Reproduce the passage from the chess engine tuning thread starting at "Re: Question for" and ending at "modifying piece values.".

__Document excerpt__
#####

That is one thing that makes this tuning stuff so difficult. I remember many years ago that we simply could not come up with a scheme to handle some of the openings where the program would play g3/g6 and then Bg2/Bg7. The bishop is often critical, and trading it for a knight is generally not a good idea unless the knight is causing lots of problems where it stands. So we simply tuned the opening book to avoid such lines and did just fine (this was a Cray Blitz issue, by the way). Very early Crafty versions used the old CB book, but as I worked on king safety, slowly this problem went away. Yet the book avoided the Bg2 type positions and would instead go into something that became even more problematic.

Bottom line is that as the evaluation is modified, all terms suddenly become suspect. Sort of like optimizing for speed. As one peak gets driven down by optimizations you apply, others rise to take its place, and the process is actually never completed, just continually improved/refined...
It would be an interesting (and tedious) experiment to collect a few thousand relatively even positions with unbalanced material, e.g. N v PPP,
and tune a version of crafty specifically for those positions to see how much better it would play in those positions than regular crafty.
diep
Posts: 1822
Joined: Thu Mar 09, 2006 11:54 pm
Location: The Netherlands

Re: Question for Bob Hyatt

Post by diep »

jwes wrote:
bob wrote:
jwes wrote:
bob wrote:One note. I believe the inflated piece values were a direct response to programs trading knight for 3 pawns and ending up in hopeless positions, and such. I did the "bad trade" idea in Crafty to avoid this, since the bad trade idea directly addresses the issue rather than indirectly thru modifying piece values.
I wonder to what extent it is that programs do not understand how to play with material differences, e.g. with 3 pawns vs. a piece, you need to use the pawns aggressively.
That is one thing that makes this tuning stuff so difficult. I remember many years ago that we simply could not come up with a scheme to handle some of the openings where the program would play g3/g6 and then Bg2/Bg7. The bishop is often critical, and trading it for a knight is generally not a good idea unless the knight is causing lots of problems where it stands. So we simply tuned the opening book to avoid such lines and did just fine (this was a Cray Blitz issue, by the way). Very early Crafty versions used the old CB book, but as I worked on king safety, slowly this problem went away. Yet the book avoided the Bg2 type positions and would instead go into something that became even more problematic.

Bottom line is that as the evaluation is modified, all terms suddenly become suspect. Sort of like optimizing for speed. As one peak gets driven down by optimizations you apply, others rise to take its place, and the process is actually never completed, just continually improved/refined...
It would be an interesting (and tedious) experiment to collect a few thousand relatively even positions with unbalanced material, e.g. N v PPP,
and tune a version of crafty specifically for those positions to see how much better it would play in those positions than regular crafty.
I feel you've been missing what happened to crafty past dozens of months.

With just 'a few positions' you aren't going to be able to approximate the millions of 'monte carlo type' datapoints crafty has already been tuned to by means of millions of games.

#####

__Given information__
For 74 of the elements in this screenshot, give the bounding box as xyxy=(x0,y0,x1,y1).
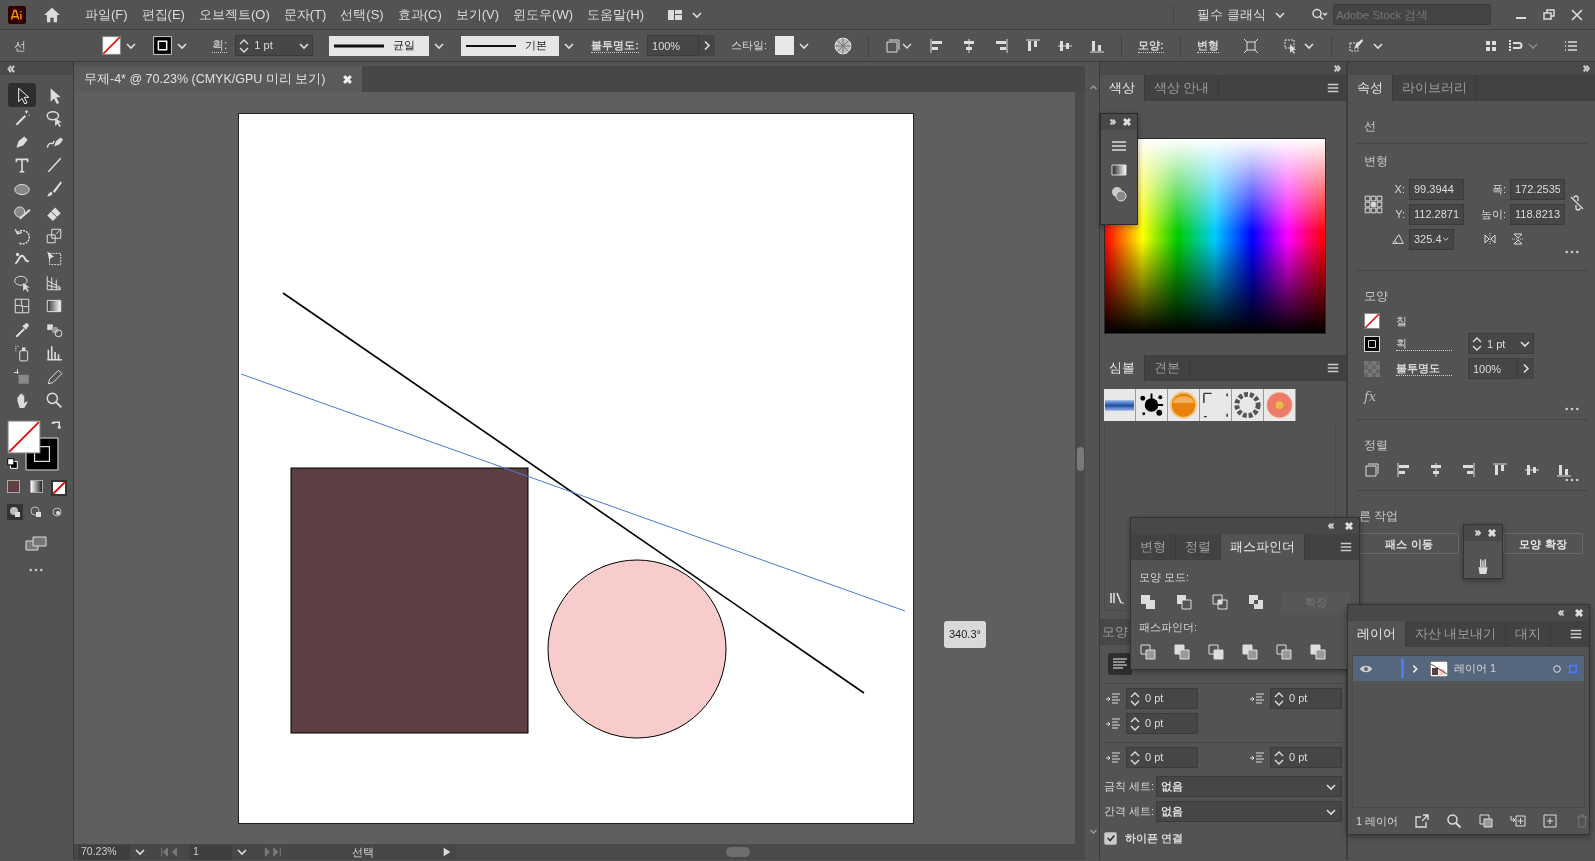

#####

__Output below__
Re: Question for Bob Hyatt

Post by diep »

jwes wrote:
bob wrote:
jwes wrote:
bob wrote:One note. I believe the inflated piece values were a direct response to programs trading knight for 3 pawns and ending up in hopeless positions, and such. I did the "bad trade" idea in Crafty to avoid this, since the bad trade idea directly addresses the issue rather than indirectly thru modifying piece values.